## Begin
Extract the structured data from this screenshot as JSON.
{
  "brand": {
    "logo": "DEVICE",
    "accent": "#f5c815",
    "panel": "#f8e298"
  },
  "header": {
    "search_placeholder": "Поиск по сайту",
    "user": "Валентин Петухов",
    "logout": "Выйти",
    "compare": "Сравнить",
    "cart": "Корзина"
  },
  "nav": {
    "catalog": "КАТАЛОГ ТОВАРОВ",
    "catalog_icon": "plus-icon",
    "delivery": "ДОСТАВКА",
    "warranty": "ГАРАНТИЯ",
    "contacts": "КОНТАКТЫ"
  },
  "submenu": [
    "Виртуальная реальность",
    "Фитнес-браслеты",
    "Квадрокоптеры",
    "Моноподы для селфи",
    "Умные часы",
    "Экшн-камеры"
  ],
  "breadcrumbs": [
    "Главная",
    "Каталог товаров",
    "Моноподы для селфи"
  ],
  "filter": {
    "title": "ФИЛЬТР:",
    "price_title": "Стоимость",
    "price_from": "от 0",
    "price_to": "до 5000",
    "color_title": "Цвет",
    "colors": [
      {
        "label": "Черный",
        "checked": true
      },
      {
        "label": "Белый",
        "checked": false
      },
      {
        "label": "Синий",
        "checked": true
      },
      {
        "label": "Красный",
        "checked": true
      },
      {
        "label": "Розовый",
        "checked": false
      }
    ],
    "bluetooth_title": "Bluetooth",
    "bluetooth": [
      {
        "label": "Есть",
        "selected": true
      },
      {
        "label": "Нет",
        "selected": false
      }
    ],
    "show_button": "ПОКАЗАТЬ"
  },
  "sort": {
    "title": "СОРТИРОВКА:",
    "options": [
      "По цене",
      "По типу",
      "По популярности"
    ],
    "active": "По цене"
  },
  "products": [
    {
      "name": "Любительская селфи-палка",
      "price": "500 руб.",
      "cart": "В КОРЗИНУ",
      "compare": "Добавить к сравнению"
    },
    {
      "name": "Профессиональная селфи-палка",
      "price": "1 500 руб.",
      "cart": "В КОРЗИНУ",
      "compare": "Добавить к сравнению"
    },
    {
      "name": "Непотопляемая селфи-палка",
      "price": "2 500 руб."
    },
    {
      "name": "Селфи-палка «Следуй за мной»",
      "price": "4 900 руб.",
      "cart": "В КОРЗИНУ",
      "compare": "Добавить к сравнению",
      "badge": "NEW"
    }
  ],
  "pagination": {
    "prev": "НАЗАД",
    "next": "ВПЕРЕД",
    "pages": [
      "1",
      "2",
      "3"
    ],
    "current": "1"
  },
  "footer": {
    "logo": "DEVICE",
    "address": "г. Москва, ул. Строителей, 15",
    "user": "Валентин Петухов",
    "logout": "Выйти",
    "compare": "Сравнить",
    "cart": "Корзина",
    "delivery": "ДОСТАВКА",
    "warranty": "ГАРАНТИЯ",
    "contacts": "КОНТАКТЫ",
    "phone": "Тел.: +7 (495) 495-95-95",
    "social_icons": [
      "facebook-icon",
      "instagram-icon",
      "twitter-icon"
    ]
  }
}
## End
**Exercise task:** Every line that holds the word "КОНТАКТЫ" should be extracted.

**Solution for this exercise:**
    "contacts": "КОНТАКТЫ"
    "contacts": "КОНТАКТЫ",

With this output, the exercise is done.